Short task
Exclude the pictures and retype the entries as written.

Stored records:

⟨

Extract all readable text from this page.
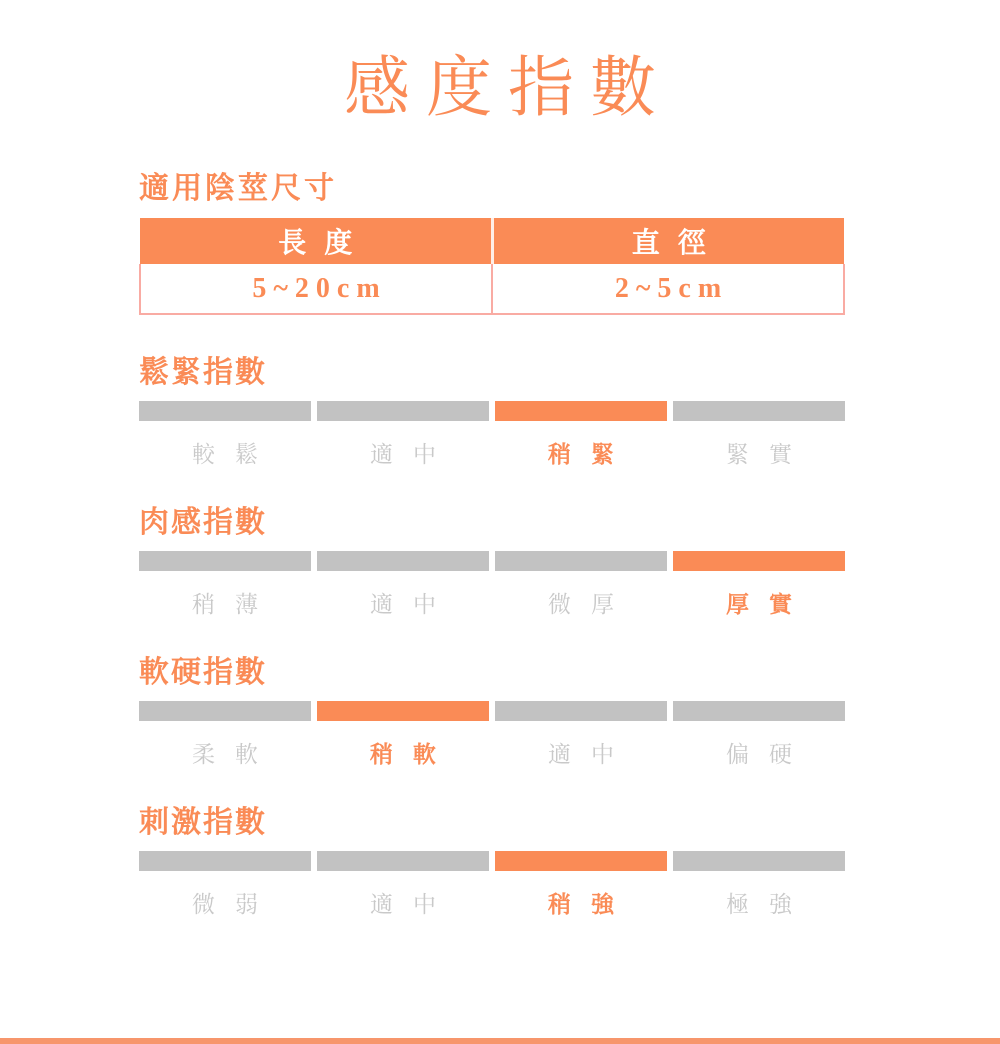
感度指數
適用陰莖尺寸
長度	直徑
5~20cm	2~5cm
鬆緊指數
較鬆	適中	稍緊	緊實
肉感指數
稍薄	適中	微厚	厚實
軟硬指數
柔軟	稍軟	適中	偏硬
刺激指數
微弱	適中	稍強	極強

⟩

Response
Extract all readable text from this page.
感度指數
適用陰莖尺寸
長度	直徑
5~20cm	2~5cm
鬆緊指數
較鬆	適中	稍緊	緊實
肉感指數
稍薄	適中	微厚	厚實
軟硬指數
柔軟	稍軟	適中	偏硬
刺激指數
微弱	適中	稍強	極強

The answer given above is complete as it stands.